Dataset listings of figures

____________

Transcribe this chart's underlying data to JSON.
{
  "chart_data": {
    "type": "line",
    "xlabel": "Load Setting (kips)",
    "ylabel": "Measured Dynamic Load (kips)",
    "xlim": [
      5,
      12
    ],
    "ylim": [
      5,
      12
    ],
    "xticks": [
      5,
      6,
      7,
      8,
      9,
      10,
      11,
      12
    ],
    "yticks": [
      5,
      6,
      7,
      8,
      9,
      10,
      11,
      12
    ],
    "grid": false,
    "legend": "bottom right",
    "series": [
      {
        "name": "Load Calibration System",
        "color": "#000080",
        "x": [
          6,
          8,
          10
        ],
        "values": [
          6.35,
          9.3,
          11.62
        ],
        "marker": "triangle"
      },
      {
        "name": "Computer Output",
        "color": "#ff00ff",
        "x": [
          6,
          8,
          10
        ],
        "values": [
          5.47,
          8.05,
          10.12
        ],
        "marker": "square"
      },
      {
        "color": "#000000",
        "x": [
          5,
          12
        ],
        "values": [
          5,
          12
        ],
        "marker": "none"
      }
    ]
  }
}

____________

» **Directive**
Print all of the entries exactly as they are written.

» **Worked answer**
Transcribe this chart's underlying data to JSON.
{
  "chart_data": {
    "type": "line",
    "xlabel": "Load Setting (kips)",
    "ylabel": "Measured Dynamic Load (kips)",
    "xlim": [
      5,
      12
    ],
    "ylim": [
      5,
      12
    ],
    "xticks": [
      5,
      6,
      7,
      8,
      9,
      10,
      11,
      12
    ],
    "yticks": [
      5,
      6,
      7,
      8,
      9,
      10,
      11,
      12
    ],
    "grid": false,
    "legend": "bottom right",
    "series": [
      {
        "name": "Load Calibration System",
        "color": "#000080",
        "x": [
          6,
          8,
          10
        ],
        "values": [
          6.35,
          9.3,
          11.62
        ],
        "marker": "triangle"
      },
      {
        "name": "Computer Output",
        "color": "#ff00ff",
        "x": [
          6,
          8,
          10
        ],
        "values": [
          5.47,
          8.05,
          10.12
        ],
        "marker": "square"
      },
      {
        "color": "#000000",
        "x": [
          5,
          12
        ],
        "values": [
          5,
          12
        ],
        "marker": "none"
      }
    ]
  }
}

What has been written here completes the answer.